===== Records supplied =====

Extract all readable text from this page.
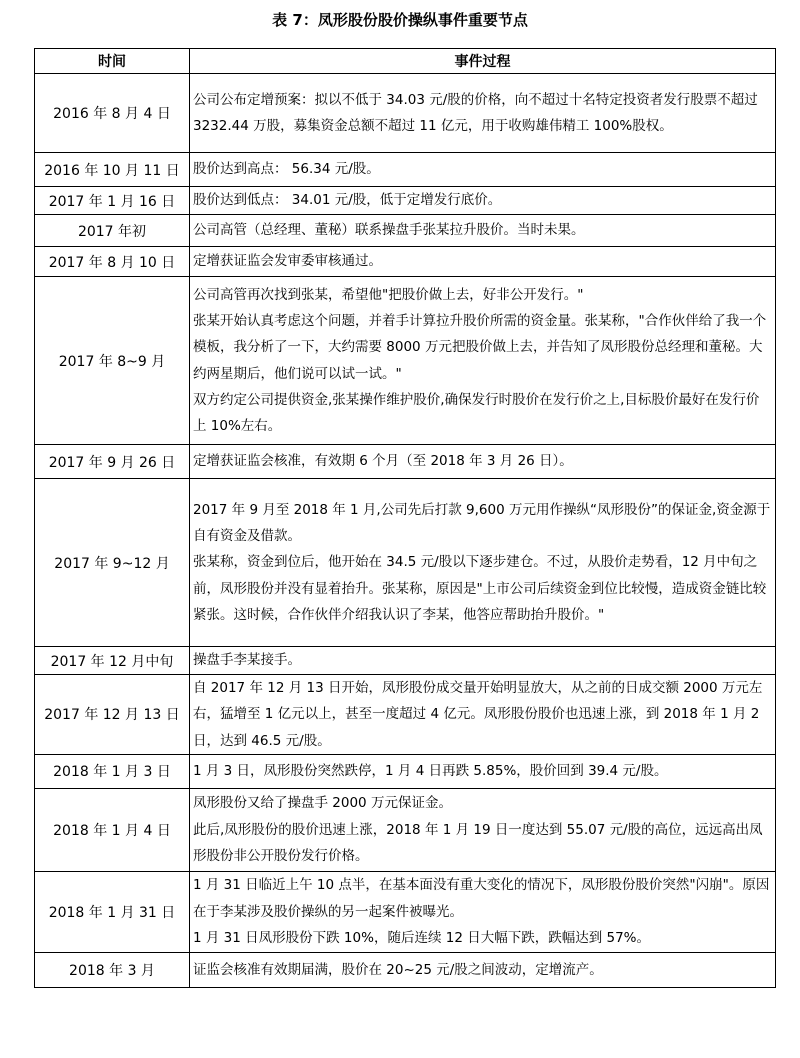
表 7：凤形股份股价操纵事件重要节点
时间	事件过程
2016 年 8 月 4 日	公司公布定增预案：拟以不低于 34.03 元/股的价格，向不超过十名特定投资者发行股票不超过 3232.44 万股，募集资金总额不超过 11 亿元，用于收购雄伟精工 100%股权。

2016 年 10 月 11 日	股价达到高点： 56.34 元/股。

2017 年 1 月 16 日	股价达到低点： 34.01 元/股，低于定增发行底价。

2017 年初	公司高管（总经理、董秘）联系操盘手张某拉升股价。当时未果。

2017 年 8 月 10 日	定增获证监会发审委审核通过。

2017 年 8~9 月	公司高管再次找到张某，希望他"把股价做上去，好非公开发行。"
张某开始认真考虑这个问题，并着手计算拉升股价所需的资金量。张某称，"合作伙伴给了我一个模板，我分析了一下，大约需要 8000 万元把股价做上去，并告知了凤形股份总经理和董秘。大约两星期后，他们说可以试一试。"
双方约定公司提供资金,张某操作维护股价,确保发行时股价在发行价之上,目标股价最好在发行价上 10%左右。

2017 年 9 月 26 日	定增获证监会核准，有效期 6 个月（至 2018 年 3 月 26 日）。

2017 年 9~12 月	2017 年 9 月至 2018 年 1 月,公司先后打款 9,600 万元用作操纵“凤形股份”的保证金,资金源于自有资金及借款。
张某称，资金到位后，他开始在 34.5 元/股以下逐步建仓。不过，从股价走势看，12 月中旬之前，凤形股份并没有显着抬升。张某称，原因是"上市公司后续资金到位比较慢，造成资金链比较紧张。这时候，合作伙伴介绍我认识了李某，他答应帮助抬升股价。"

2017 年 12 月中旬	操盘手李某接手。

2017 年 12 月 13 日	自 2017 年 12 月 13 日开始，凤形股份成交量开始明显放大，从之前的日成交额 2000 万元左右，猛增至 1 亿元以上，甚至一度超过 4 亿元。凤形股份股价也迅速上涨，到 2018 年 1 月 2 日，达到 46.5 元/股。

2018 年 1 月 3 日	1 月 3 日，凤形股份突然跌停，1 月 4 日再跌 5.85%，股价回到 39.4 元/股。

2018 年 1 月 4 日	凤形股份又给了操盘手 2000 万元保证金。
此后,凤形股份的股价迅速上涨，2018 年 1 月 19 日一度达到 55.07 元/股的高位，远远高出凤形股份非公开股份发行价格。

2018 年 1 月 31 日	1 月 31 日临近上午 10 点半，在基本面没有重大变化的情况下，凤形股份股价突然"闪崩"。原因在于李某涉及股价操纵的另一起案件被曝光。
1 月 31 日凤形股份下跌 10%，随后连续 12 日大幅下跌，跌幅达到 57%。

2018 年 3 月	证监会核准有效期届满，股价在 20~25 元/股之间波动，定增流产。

=====
===== Records supplied =====

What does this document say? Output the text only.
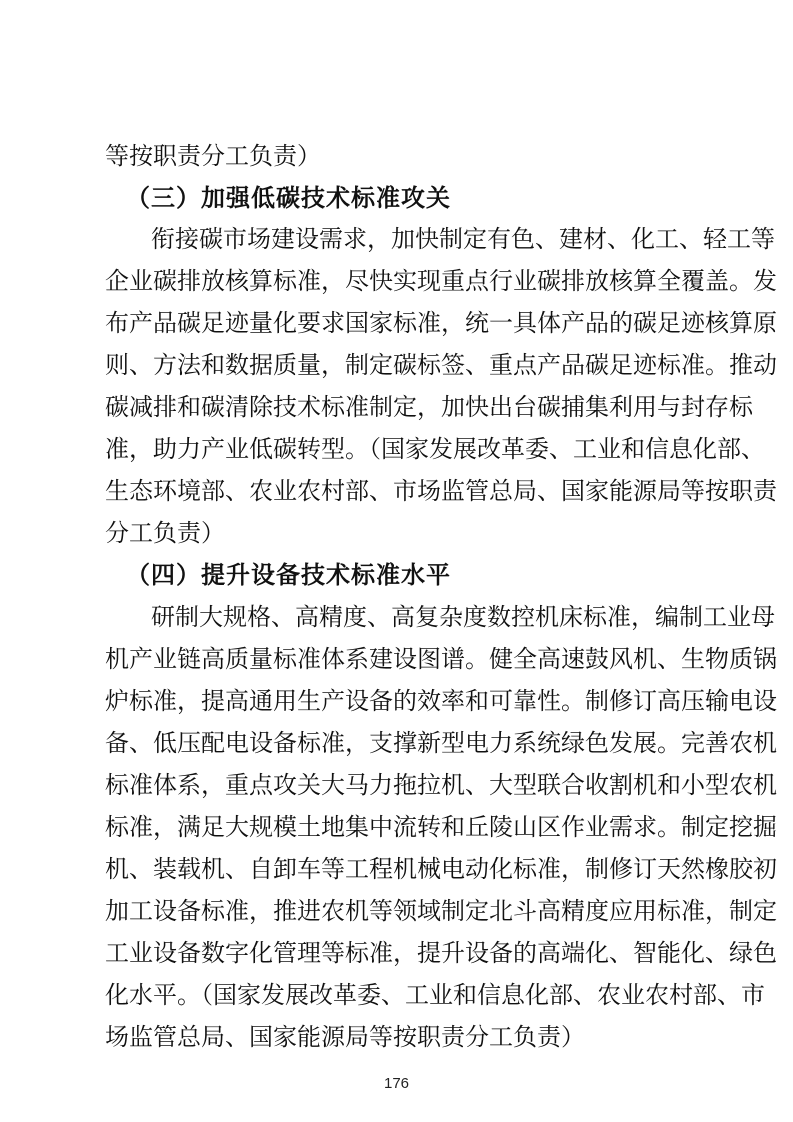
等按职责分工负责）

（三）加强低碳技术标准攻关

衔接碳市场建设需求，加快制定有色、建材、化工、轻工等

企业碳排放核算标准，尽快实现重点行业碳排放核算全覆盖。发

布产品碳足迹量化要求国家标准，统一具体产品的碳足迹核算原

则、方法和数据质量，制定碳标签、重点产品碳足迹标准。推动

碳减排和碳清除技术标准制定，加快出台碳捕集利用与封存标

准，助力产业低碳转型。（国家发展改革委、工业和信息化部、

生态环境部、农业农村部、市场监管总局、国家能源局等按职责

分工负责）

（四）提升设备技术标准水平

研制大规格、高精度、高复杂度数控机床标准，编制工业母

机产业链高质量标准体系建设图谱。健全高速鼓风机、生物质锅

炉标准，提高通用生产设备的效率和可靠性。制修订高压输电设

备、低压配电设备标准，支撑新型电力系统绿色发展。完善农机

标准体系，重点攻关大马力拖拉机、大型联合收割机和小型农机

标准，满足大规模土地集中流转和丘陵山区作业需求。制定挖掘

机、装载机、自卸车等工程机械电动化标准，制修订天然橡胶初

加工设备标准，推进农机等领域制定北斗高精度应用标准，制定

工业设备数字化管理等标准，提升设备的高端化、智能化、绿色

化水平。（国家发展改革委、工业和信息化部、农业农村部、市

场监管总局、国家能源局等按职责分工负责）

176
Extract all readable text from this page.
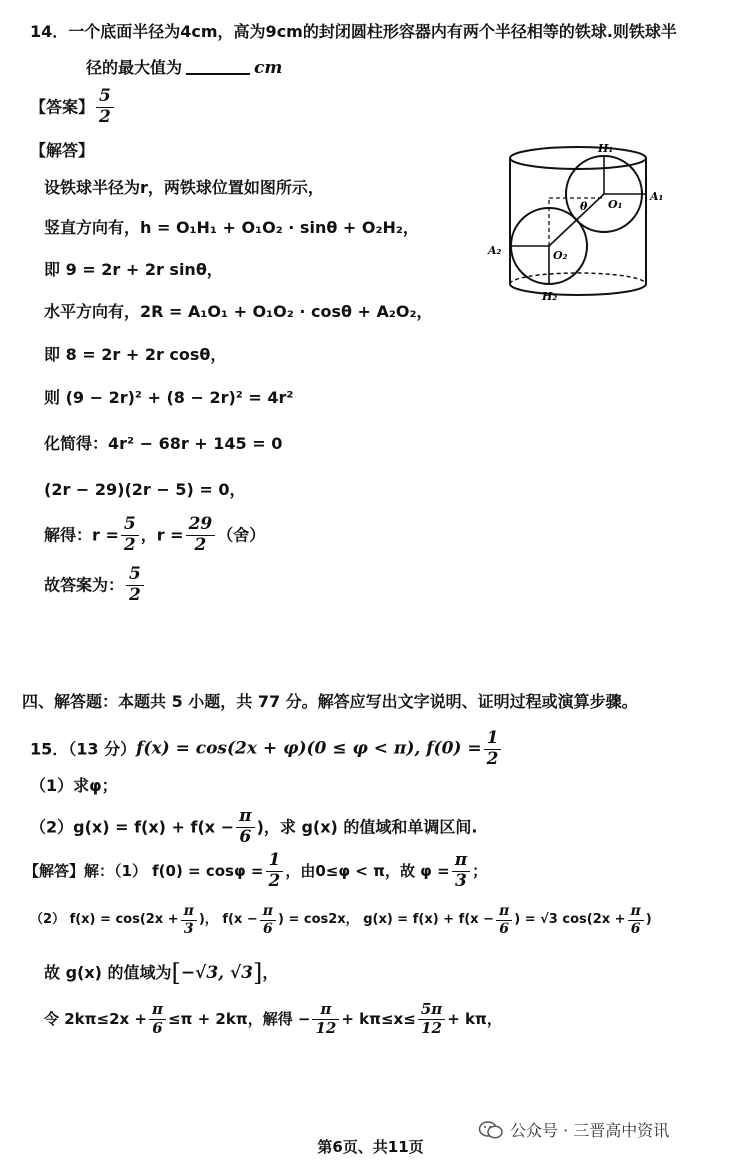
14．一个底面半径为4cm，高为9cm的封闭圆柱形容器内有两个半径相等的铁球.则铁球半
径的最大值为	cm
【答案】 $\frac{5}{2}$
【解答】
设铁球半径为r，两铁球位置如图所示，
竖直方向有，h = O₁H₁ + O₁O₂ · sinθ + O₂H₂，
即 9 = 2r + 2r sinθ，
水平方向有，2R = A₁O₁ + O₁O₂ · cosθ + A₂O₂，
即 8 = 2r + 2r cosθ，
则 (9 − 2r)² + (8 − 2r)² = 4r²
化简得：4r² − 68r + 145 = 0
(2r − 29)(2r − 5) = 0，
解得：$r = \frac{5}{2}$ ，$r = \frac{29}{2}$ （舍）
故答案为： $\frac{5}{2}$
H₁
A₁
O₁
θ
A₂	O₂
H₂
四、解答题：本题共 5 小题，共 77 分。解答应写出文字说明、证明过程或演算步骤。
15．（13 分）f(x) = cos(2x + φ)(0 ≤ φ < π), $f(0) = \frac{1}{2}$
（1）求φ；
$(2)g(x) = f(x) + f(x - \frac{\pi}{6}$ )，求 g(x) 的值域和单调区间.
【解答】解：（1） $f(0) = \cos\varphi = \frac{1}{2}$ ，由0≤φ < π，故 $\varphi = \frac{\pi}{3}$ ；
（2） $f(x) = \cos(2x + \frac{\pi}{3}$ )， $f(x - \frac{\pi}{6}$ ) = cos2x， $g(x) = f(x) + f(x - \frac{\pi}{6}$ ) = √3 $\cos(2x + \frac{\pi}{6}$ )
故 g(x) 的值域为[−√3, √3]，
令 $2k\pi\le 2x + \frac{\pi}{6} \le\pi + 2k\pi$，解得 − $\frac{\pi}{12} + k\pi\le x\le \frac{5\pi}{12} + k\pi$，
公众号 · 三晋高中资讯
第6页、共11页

=====

Report how many lines in these entries contain "O₁O₂". Answer with the number only.

## Solution to this problem:
2